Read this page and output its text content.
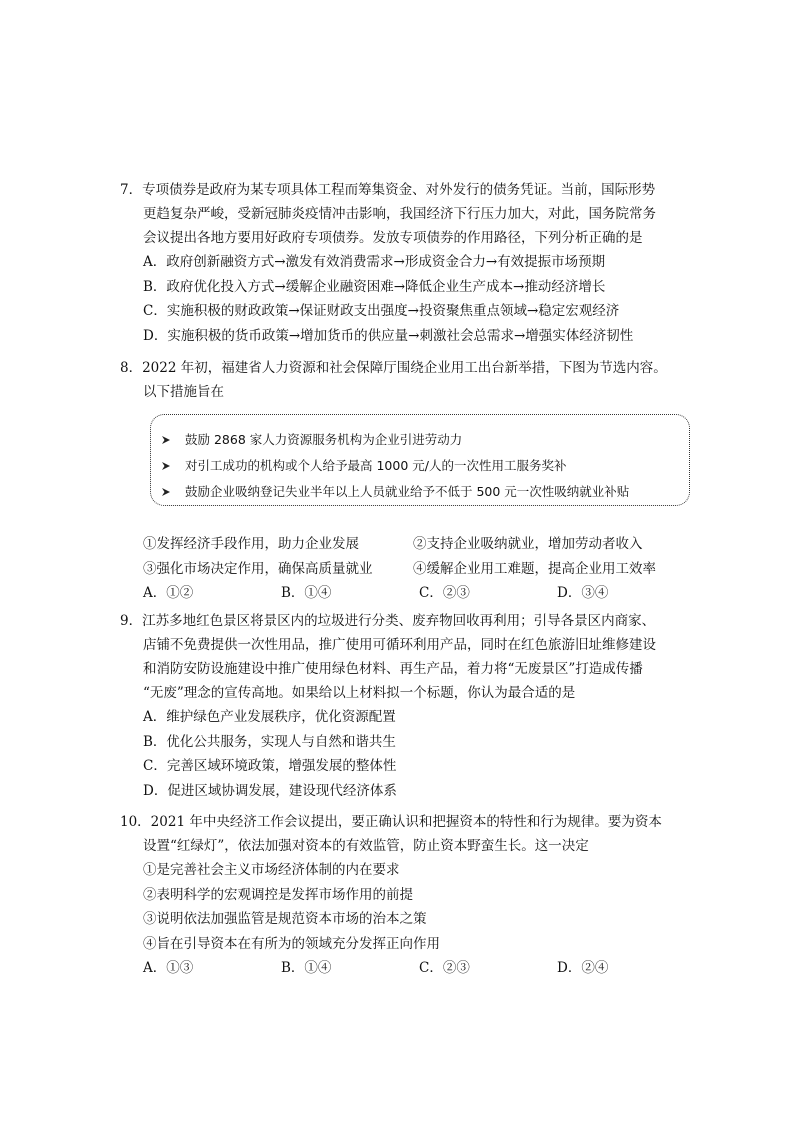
7．专项债券是政府为某专项具体工程而筹集资金、对外发行的债务凭证。当前，国际形势
更趋复杂严峻，受新冠肺炎疫情冲击影响，我国经济下行压力加大，对此，国务院常务
会议提出各地方要用好政府专项债券。发放专项债券的作用路径，下列分析正确的是
A．政府创新融资方式→激发有效消费需求→形成资金合力→有效提振市场预期
B．政府优化投入方式→缓解企业融资困难→降低企业生产成本→推动经济增长
C．实施积极的财政政策→保证财政支出强度→投资聚焦重点领域→稳定宏观经济
D．实施积极的货币政策→增加货币的供应量→刺激社会总需求→增强实体经济韧性
8．2022 年初，福建省人力资源和社会保障厅围绕企业用工出台新举措，下图为节选内容。
以下措施旨在
鼓励 2868 家人力资源服务机构为企业引进劳动力
对引工成功的机构或个人给予最高 1000 元/人的一次性用工服务奖补
鼓励企业吸纳登记失业半年以上人员就业给予不低于 500 元一次性吸纳就业补贴
①发挥经济手段作用，助力企业发展	②支持企业吸纳就业，增加劳动者收入
③强化市场决定作用，确保高质量就业	④缓解企业用工难题，提高企业用工效率
A．①②	B．①④	C．②③	D．③④
9．江苏多地红色景区将景区内的垃圾进行分类、废弃物回收再利用；引导各景区内商家、
店铺不免费提供一次性用品，推广使用可循环利用产品，同时在红色旅游旧址维修建设
和消防安防设施建设中推广使用绿色材料、再生产品，着力将“无废景区”打造成传播
“无废”理念的宣传高地。如果给以上材料拟一个标题，你认为最合适的是
A．维护绿色产业发展秩序，优化资源配置
B．优化公共服务，实现人与自然和谐共生
C．完善区域环境政策，增强发展的整体性
D．促进区域协调发展，建设现代经济体系
10．2021 年中央经济工作会议提出，要正确认识和把握资本的特性和行为规律。要为资本
设置“红绿灯”，依法加强对资本的有效监管，防止资本野蛮生长。这一决定
①是完善社会主义市场经济体制的内在要求
②表明科学的宏观调控是发挥市场作用的前提
③说明依法加强监管是规范资本市场的治本之策
④旨在引导资本在有所为的领域充分发挥正向作用
A．①③	B．①④	C．②③	D．②④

------------------------------

▶ [Exercise]
Repeat all the data as it stands, dropping any images it holds.

▶ [Answer for this exercise]
Read this page and output its text content.
7．专项债券是政府为某专项具体工程而筹集资金、对外发行的债务凭证。当前，国际形势
更趋复杂严峻，受新冠肺炎疫情冲击影响，我国经济下行压力加大，对此，国务院常务
会议提出各地方要用好政府专项债券。发放专项债券的作用路径，下列分析正确的是
A．政府创新融资方式→激发有效消费需求→形成资金合力→有效提振市场预期
B．政府优化投入方式→缓解企业融资困难→降低企业生产成本→推动经济增长
C．实施积极的财政政策→保证财政支出强度→投资聚焦重点领域→稳定宏观经济
D．实施积极的货币政策→增加货币的供应量→刺激社会总需求→增强实体经济韧性
8．2022 年初，福建省人力资源和社会保障厅围绕企业用工出台新举措，下图为节选内容。
以下措施旨在
鼓励 2868 家人力资源服务机构为企业引进劳动力
对引工成功的机构或个人给予最高 1000 元/人的一次性用工服务奖补
鼓励企业吸纳登记失业半年以上人员就业给予不低于 500 元一次性吸纳就业补贴
①发挥经济手段作用，助力企业发展	②支持企业吸纳就业，增加劳动者收入
③强化市场决定作用，确保高质量就业	④缓解企业用工难题，提高企业用工效率
A．①②	B．①④	C．②③	D．③④
9．江苏多地红色景区将景区内的垃圾进行分类、废弃物回收再利用；引导各景区内商家、
店铺不免费提供一次性用品，推广使用可循环利用产品，同时在红色旅游旧址维修建设
和消防安防设施建设中推广使用绿色材料、再生产品，着力将“无废景区”打造成传播
“无废”理念的宣传高地。如果给以上材料拟一个标题，你认为最合适的是
A．维护绿色产业发展秩序，优化资源配置
B．优化公共服务，实现人与自然和谐共生
C．完善区域环境政策，增强发展的整体性
D．促进区域协调发展，建设现代经济体系
10．2021 年中央经济工作会议提出，要正确认识和把握资本的特性和行为规律。要为资本
设置“红绿灯”，依法加强对资本的有效监管，防止资本野蛮生长。这一决定
①是完善社会主义市场经济体制的内在要求
②表明科学的宏观调控是发挥市场作用的前提
③说明依法加强监管是规范资本市场的治本之策
④旨在引导资本在有所为的领域充分发挥正向作用
A．①③	B．①④	C．②③	D．②④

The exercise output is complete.